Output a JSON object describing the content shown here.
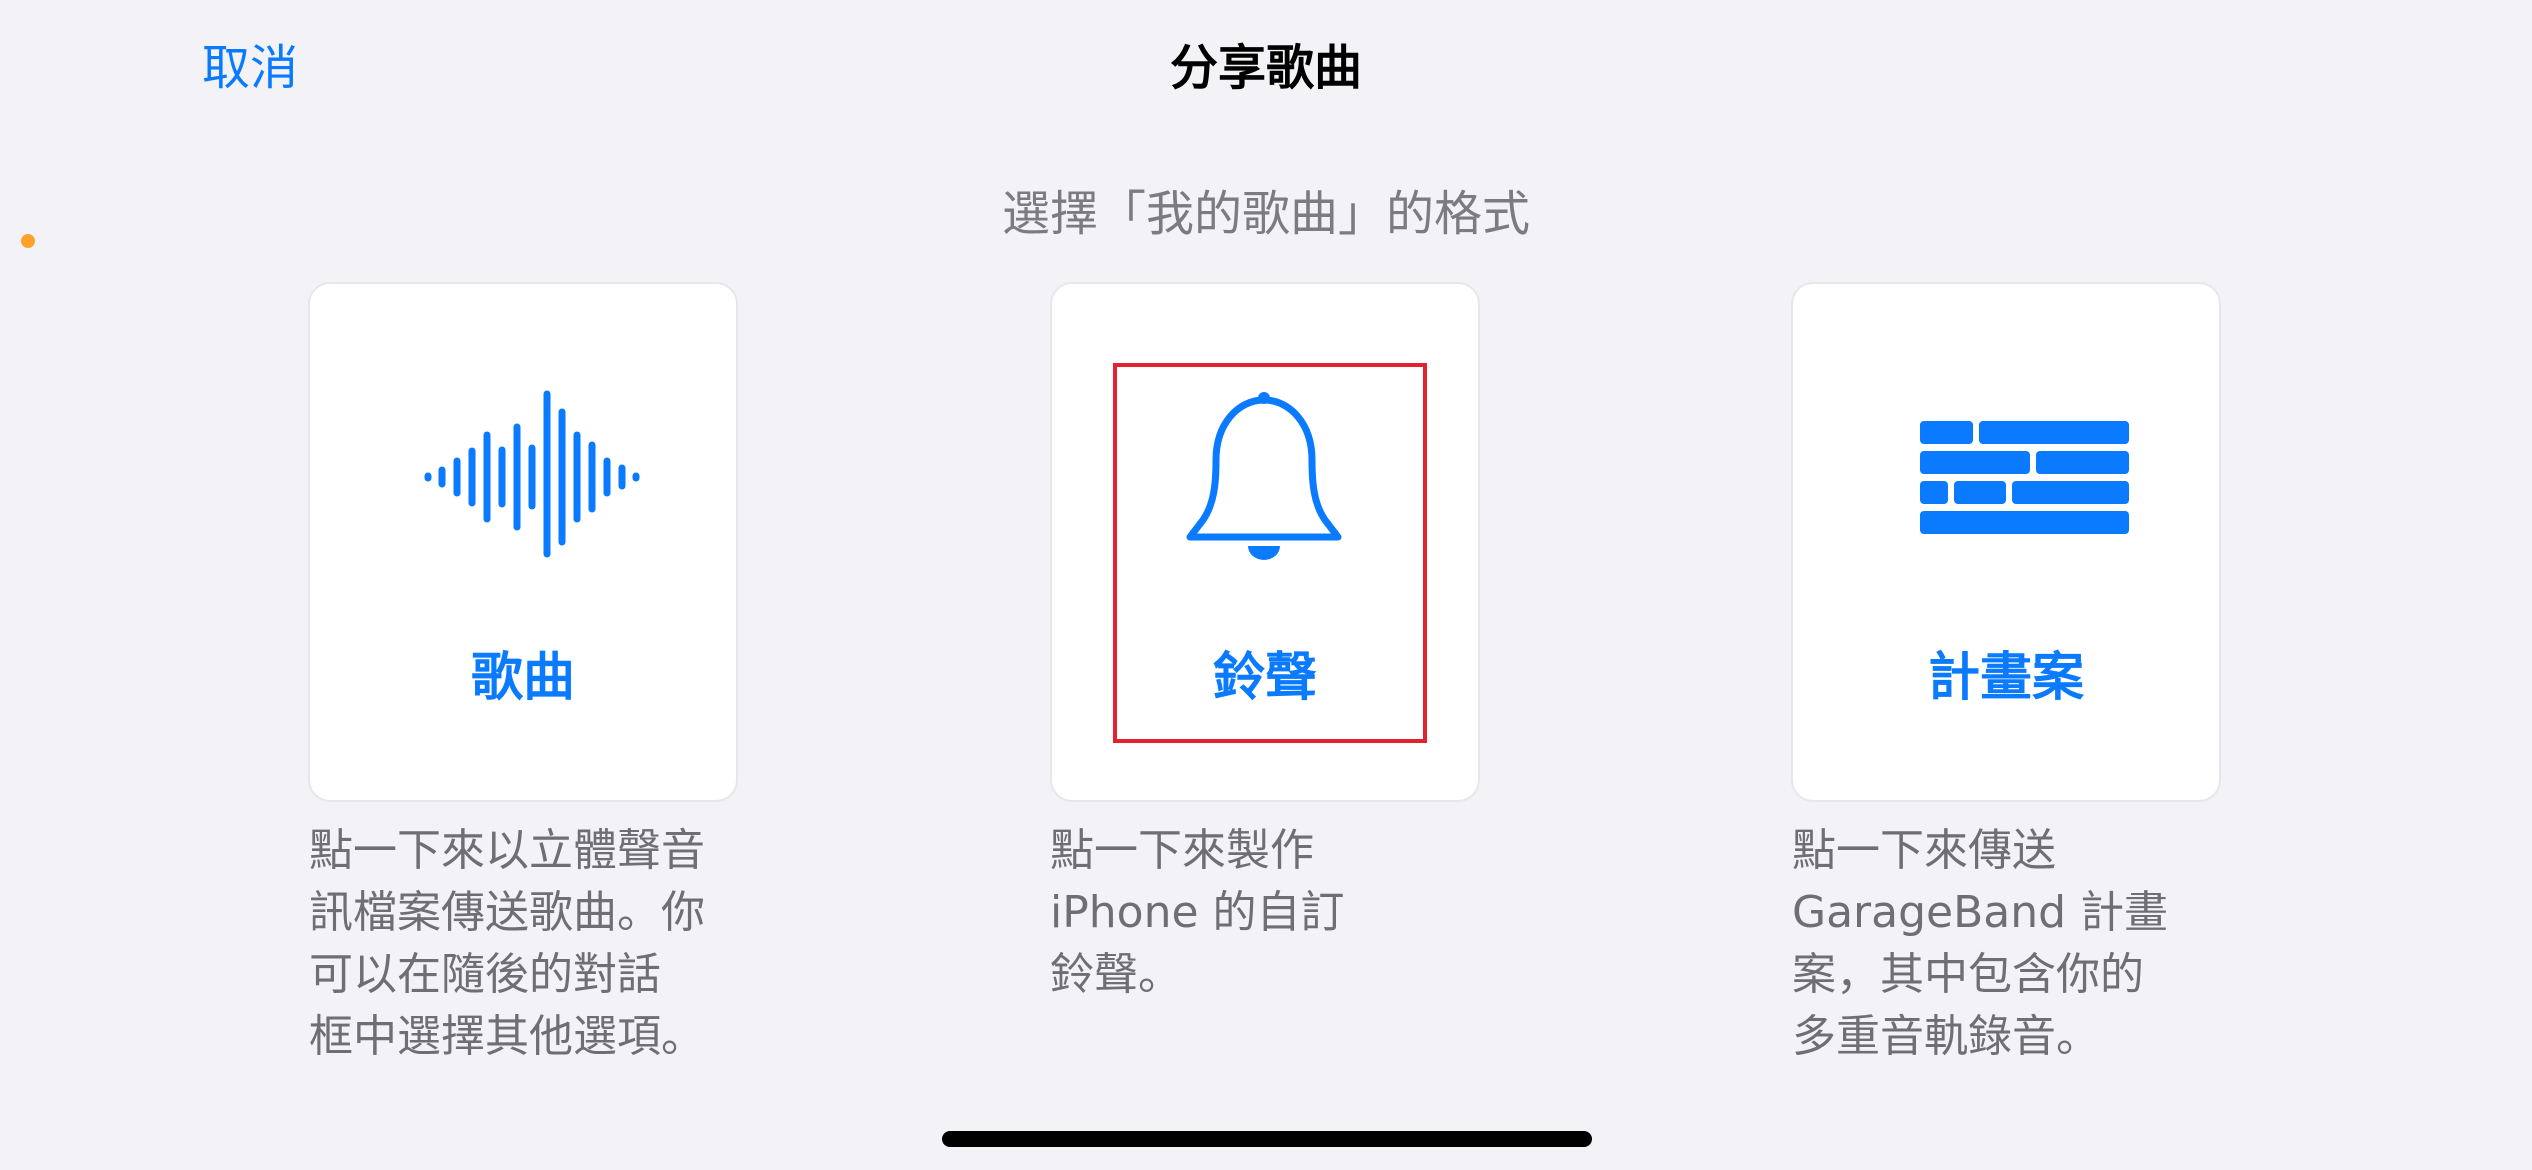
{
  "header": {
    "cancel_label": "取消",
    "title": "分享歌曲"
  },
  "subtitle": "選擇「我的歌曲」的格式",
  "options": [
    {
      "label": "歌曲",
      "icon": "waveform-icon",
      "description": "點一下來以立體聲音\n訊檔案傳送歌曲。你\n可以在隨後的對話\n框中選擇其他選項。"
    },
    {
      "label": "鈴聲",
      "icon": "bell-icon",
      "description": "點一下來製作\niPhone 的自訂\n鈴聲。"
    },
    {
      "label": "計畫案",
      "icon": "tracks-icon",
      "description": "點一下來傳送\nGarageBand 計畫\n案，其中包含你的\n多重音軌錄音。"
    }
  ],
  "colors": {
    "accent": "#0a7aff",
    "background": "#f2f2f7",
    "highlight": "#e0232e",
    "dot": "#ffa22c"
  }
}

• • • • • • •

→ EXERCISE DIRECTIONS:
For each line above that contains the word "icon", copy that line.

→ THE OUTPUT:
      "icon": "waveform-icon",
      "icon": "bell-icon",
      "icon": "tracks-icon",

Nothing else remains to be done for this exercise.